__Stated task__. Copy out the listing in full, exactly as written, but not its pictures.

++++ The records ++++

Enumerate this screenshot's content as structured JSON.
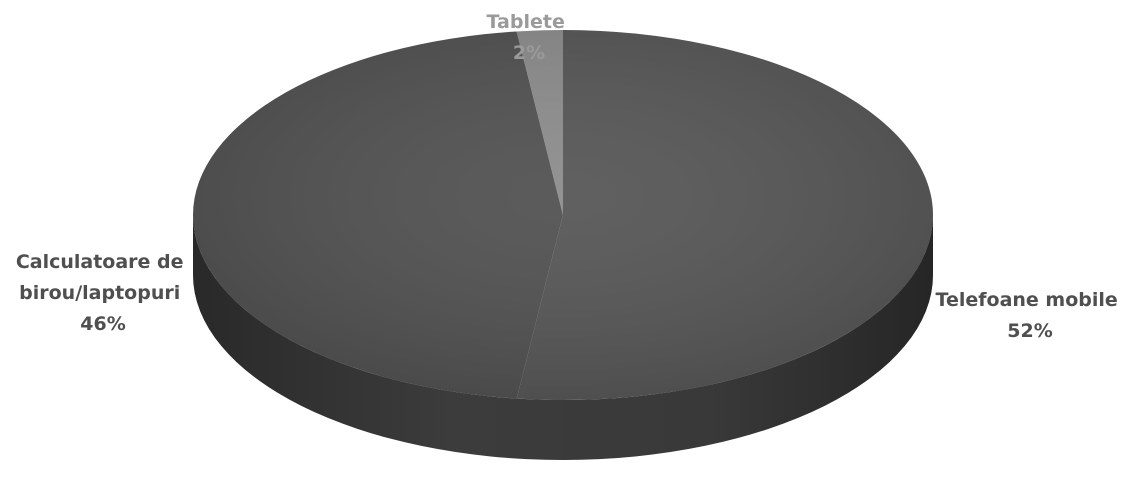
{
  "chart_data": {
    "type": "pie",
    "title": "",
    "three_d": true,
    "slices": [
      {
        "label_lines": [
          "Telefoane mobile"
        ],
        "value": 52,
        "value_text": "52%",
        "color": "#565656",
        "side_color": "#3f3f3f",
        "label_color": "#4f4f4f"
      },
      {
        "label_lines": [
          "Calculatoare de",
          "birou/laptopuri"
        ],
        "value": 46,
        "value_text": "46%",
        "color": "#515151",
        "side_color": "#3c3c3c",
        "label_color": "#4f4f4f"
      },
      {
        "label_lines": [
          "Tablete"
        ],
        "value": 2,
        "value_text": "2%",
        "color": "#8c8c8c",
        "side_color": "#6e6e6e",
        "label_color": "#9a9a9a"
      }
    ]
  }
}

++++

__Response__.
Enumerate this screenshot's content as structured JSON.
{
  "chart_data": {
    "type": "pie",
    "title": "",
    "three_d": true,
    "slices": [
      {
        "label_lines": [
          "Telefoane mobile"
        ],
        "value": 52,
        "value_text": "52%",
        "color": "#565656",
        "side_color": "#3f3f3f",
        "label_color": "#4f4f4f"
      },
      {
        "label_lines": [
          "Calculatoare de",
          "birou/laptopuri"
        ],
        "value": 46,
        "value_text": "46%",
        "color": "#515151",
        "side_color": "#3c3c3c",
        "label_color": "#4f4f4f"
      },
      {
        "label_lines": [
          "Tablete"
        ],
        "value": 2,
        "value_text": "2%",
        "color": "#8c8c8c",
        "side_color": "#6e6e6e",
        "label_color": "#9a9a9a"
      }
    ]
  }
}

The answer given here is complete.